= Data section =
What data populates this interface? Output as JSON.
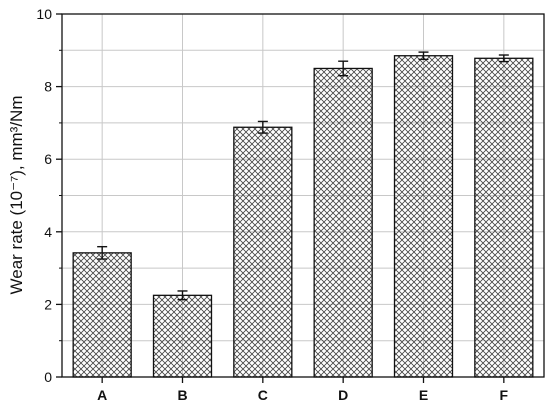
{
  "chart_data": {
    "type": "bar",
    "categories": [
      "A",
      "B",
      "C",
      "D",
      "E",
      "F"
    ],
    "values": [
      3.42,
      2.25,
      6.88,
      8.5,
      8.85,
      8.78
    ],
    "errors": [
      0.17,
      0.12,
      0.16,
      0.2,
      0.1,
      0.09
    ],
    "ylabel": "Wear rate (10⁻⁷), mm³/Nm",
    "ylim": [
      0,
      10
    ],
    "yticks": [
      "0",
      "2",
      "4",
      "6",
      "8",
      "10"
    ],
    "xticks": [
      "A",
      "B",
      "C",
      "D",
      "E",
      "F"
    ],
    "grid": true,
    "bar_fill": "cross-hatch",
    "colors": {
      "bar_edge": "#111111",
      "hatch": "#444444",
      "grid": "#c8c8c8",
      "axis": "#111111"
    }
  }
}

= Work required =
Copy out the listing exactly as it stands, but not the pictures.

= Task response =
What data populates this interface? Output as JSON.
{
  "chart_data": {
    "type": "bar",
    "categories": [
      "A",
      "B",
      "C",
      "D",
      "E",
      "F"
    ],
    "values": [
      3.42,
      2.25,
      6.88,
      8.5,
      8.85,
      8.78
    ],
    "errors": [
      0.17,
      0.12,
      0.16,
      0.2,
      0.1,
      0.09
    ],
    "ylabel": "Wear rate (10⁻⁷), mm³/Nm",
    "ylim": [
      0,
      10
    ],
    "yticks": [
      "0",
      "2",
      "4",
      "6",
      "8",
      "10"
    ],
    "xticks": [
      "A",
      "B",
      "C",
      "D",
      "E",
      "F"
    ],
    "grid": true,
    "bar_fill": "cross-hatch",
    "colors": {
      "bar_edge": "#111111",
      "hatch": "#444444",
      "grid": "#c8c8c8",
      "axis": "#111111"
    }
  }
}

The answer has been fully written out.